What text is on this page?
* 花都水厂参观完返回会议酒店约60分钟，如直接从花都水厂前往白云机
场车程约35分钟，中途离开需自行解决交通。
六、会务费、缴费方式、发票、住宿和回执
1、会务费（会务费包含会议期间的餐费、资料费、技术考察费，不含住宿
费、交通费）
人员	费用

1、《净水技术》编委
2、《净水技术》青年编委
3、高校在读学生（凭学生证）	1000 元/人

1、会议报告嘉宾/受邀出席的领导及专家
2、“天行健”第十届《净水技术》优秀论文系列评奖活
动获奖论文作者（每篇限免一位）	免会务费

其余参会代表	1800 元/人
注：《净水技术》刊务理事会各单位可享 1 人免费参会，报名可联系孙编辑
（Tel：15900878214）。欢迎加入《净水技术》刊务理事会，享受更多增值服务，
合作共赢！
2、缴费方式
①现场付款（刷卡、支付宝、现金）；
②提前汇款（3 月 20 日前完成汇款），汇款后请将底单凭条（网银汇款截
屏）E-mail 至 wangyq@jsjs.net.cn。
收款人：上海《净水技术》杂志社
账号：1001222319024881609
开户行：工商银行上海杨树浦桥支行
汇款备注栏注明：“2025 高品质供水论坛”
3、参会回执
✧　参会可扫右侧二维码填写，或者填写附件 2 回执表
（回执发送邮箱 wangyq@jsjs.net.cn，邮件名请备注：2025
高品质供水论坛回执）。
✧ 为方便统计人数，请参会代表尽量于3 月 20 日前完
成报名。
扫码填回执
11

____________

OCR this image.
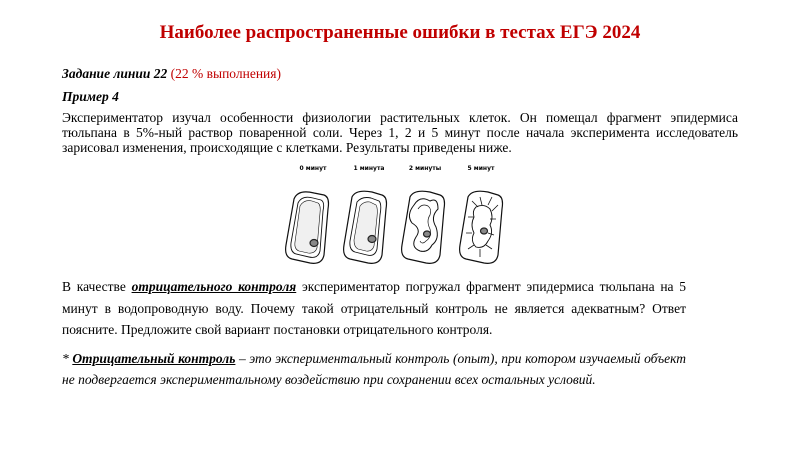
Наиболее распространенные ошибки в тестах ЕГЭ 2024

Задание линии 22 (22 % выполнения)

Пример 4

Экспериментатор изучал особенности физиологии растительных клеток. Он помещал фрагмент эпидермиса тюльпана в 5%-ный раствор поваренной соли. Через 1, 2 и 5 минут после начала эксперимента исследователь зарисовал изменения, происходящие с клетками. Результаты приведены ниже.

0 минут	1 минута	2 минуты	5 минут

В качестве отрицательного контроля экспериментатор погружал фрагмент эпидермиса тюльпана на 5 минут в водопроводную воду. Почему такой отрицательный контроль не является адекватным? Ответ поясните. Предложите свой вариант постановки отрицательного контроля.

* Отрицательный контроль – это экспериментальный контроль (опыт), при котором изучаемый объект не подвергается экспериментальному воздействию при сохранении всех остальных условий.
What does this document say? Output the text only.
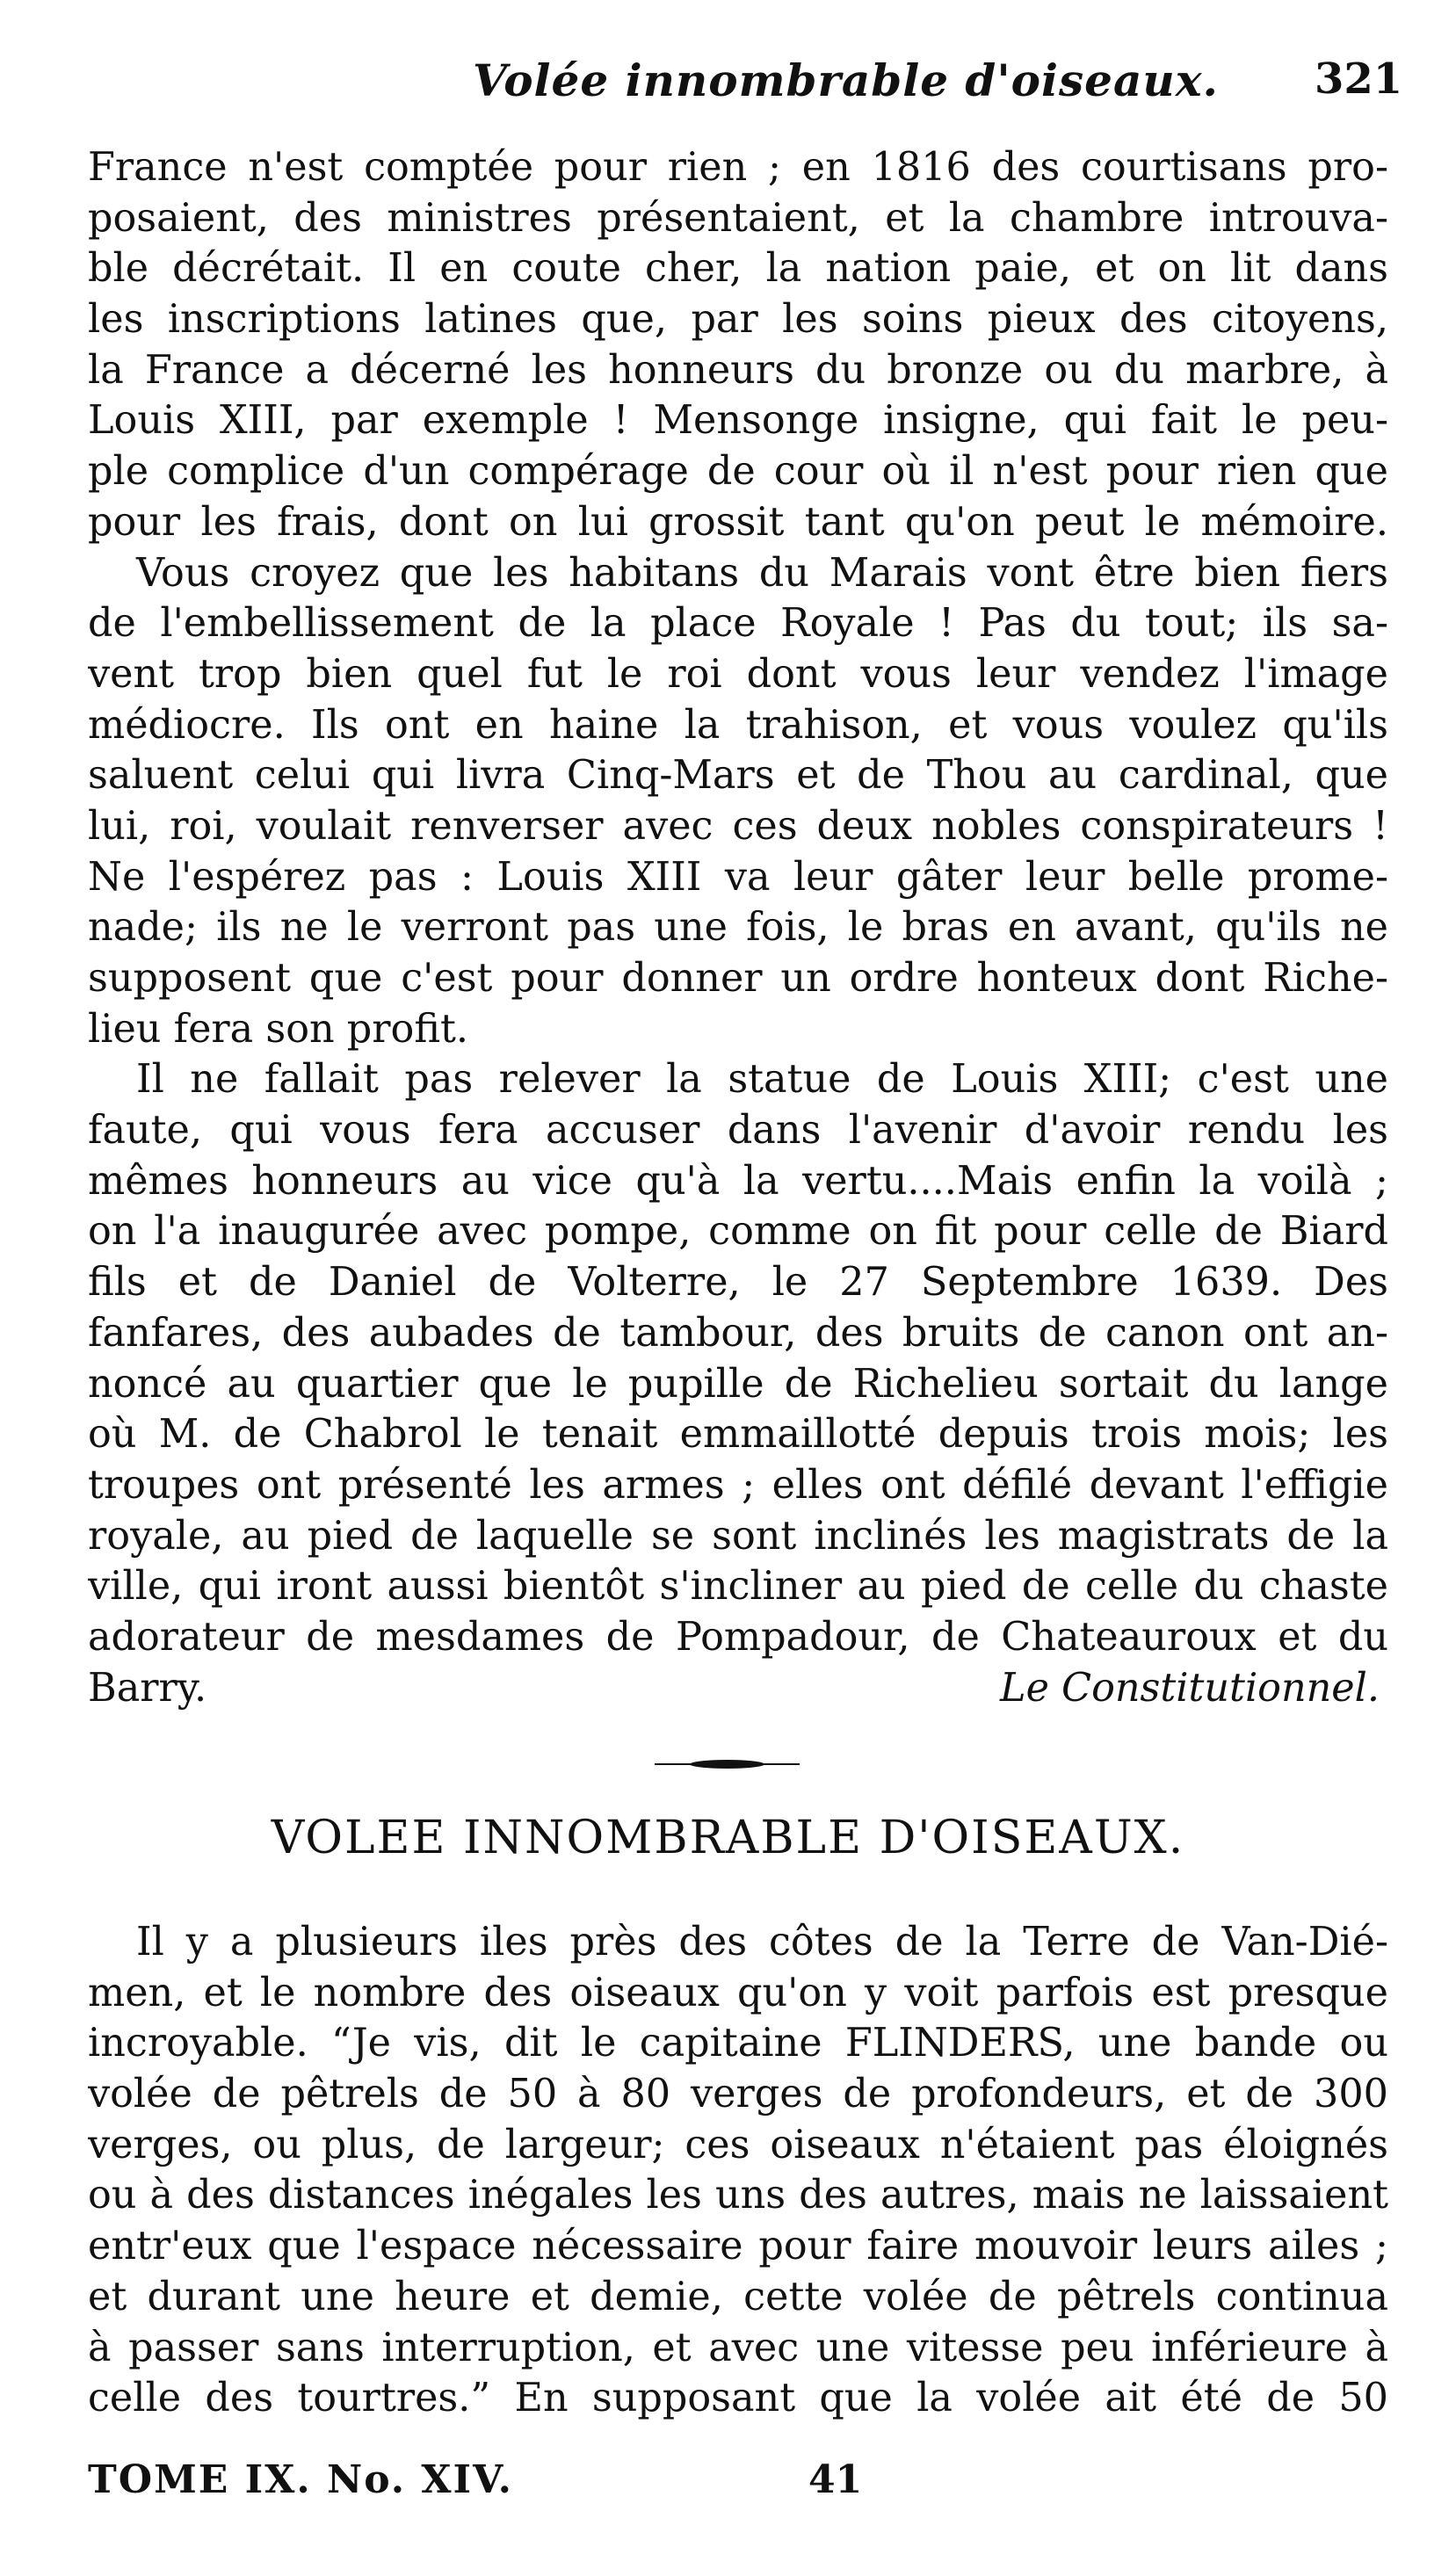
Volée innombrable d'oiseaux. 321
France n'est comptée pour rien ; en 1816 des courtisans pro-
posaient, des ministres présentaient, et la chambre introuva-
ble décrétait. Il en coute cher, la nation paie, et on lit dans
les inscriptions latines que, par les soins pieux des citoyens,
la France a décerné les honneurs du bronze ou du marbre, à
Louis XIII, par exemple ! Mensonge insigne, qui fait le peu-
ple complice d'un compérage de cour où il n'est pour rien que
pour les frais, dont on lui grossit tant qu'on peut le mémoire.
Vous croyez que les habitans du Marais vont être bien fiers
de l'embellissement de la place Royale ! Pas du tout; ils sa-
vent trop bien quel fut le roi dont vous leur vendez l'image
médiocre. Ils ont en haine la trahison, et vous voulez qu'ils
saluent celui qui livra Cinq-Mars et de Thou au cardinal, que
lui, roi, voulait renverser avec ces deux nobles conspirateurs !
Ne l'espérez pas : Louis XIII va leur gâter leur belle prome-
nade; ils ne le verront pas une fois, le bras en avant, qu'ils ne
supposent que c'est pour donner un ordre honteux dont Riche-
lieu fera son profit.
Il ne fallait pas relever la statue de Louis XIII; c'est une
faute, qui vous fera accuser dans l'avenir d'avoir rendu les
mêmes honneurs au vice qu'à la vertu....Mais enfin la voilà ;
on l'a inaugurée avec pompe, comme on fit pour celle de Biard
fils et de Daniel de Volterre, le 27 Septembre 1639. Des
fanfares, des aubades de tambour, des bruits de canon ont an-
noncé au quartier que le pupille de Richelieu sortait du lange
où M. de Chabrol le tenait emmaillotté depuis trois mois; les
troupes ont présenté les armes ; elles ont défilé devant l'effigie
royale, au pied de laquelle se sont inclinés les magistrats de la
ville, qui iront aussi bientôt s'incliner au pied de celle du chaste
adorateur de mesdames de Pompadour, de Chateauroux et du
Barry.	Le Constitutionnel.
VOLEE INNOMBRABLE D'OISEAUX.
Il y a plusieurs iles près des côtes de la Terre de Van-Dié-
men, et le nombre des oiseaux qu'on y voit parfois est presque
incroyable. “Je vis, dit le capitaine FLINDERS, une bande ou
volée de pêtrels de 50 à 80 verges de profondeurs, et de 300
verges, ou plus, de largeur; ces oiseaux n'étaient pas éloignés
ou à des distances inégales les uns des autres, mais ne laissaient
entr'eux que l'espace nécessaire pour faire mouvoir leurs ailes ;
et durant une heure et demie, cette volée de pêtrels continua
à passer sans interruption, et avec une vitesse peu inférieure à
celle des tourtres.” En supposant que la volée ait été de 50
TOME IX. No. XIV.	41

____________

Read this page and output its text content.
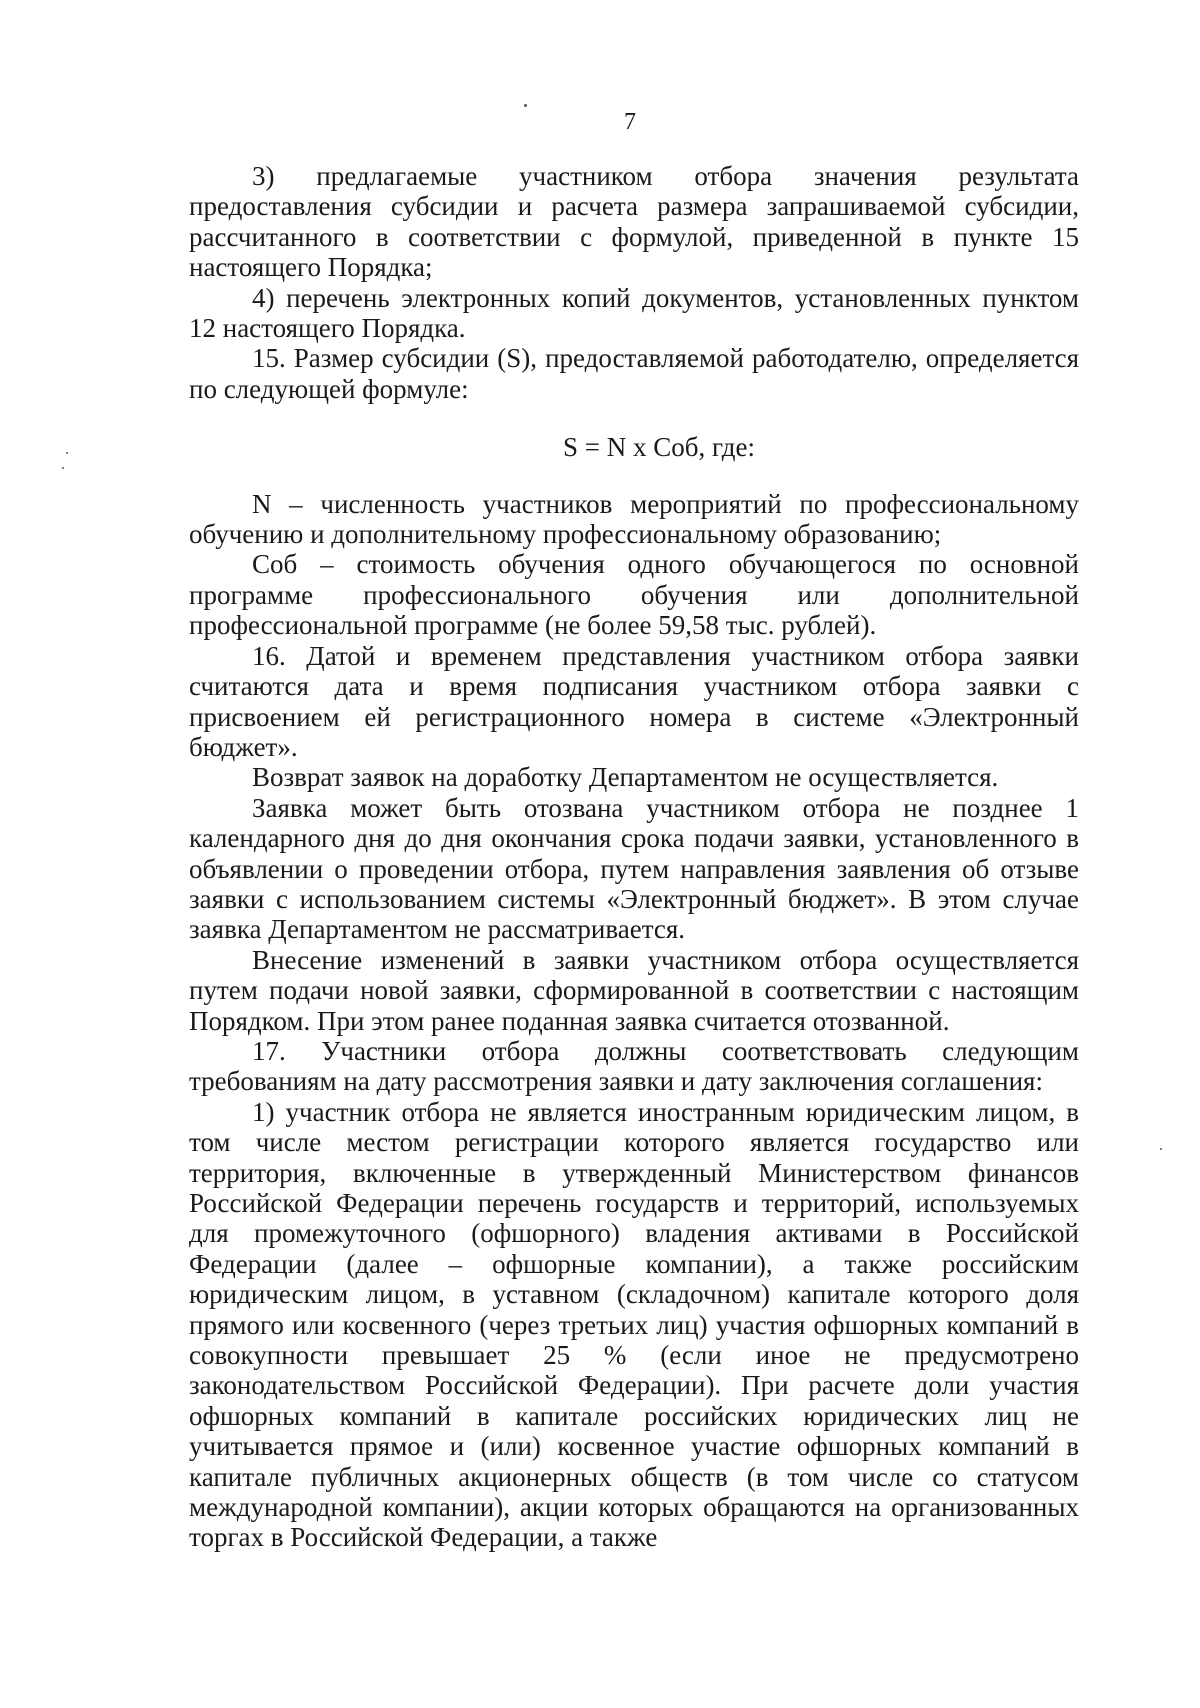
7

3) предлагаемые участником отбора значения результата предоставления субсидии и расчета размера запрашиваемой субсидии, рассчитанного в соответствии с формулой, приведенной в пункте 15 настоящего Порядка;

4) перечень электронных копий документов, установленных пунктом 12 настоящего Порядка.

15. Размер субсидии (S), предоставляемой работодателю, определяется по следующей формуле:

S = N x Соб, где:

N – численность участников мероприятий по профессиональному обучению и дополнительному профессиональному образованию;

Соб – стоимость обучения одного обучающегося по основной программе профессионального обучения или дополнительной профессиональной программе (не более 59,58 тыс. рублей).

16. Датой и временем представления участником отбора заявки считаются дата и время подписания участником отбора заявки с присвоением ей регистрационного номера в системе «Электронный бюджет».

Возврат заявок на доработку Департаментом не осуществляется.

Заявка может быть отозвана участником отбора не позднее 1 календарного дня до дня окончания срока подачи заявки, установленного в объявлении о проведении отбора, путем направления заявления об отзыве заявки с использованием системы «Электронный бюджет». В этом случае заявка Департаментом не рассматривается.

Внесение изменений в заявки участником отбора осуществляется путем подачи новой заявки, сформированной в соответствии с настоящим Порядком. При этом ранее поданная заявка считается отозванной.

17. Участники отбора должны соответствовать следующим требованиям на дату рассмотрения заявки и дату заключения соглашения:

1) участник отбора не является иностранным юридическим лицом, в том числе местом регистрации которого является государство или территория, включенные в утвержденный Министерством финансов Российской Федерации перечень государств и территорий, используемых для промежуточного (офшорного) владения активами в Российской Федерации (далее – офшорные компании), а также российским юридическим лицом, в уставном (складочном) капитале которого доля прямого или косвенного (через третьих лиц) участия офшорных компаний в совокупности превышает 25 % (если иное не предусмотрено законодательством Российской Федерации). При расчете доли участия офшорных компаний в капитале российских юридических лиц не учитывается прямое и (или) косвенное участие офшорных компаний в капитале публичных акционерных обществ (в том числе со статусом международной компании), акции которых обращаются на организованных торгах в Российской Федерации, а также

____________

Check each line above for the string "осуществляется" and show the ones that have it.

ANSWER TO THE TASK.
Возврат заявок на доработку Департаментом не осуществляется.
Внесение изменений в заявки участником отбора осуществляется путем подачи новой заявки, сформированной в соответствии с настоящим Порядком. При этом ранее поданная заявка считается отозванной.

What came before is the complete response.